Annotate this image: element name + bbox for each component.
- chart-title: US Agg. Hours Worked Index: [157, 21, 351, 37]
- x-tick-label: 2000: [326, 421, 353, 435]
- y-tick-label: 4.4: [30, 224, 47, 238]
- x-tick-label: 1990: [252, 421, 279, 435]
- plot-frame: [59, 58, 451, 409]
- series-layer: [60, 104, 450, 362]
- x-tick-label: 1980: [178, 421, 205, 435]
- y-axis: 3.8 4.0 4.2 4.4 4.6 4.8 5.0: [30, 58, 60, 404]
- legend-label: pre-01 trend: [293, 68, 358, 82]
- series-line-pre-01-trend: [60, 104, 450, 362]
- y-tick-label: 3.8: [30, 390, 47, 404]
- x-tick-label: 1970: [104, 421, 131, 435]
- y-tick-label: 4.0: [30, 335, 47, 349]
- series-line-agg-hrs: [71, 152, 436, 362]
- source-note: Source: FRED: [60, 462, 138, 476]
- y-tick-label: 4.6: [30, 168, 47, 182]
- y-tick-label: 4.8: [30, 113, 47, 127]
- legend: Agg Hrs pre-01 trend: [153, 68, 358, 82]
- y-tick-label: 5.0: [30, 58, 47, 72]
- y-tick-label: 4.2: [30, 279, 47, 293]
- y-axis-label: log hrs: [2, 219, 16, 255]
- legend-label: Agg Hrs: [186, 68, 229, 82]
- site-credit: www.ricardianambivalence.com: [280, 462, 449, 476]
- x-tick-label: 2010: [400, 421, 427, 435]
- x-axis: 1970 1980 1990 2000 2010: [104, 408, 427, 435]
------------------------
__WHAT YOU ARE ASKED TO DO__
How many lines in the records above contain the string "trend"? Reply with the number alone.

__ANSWER__
3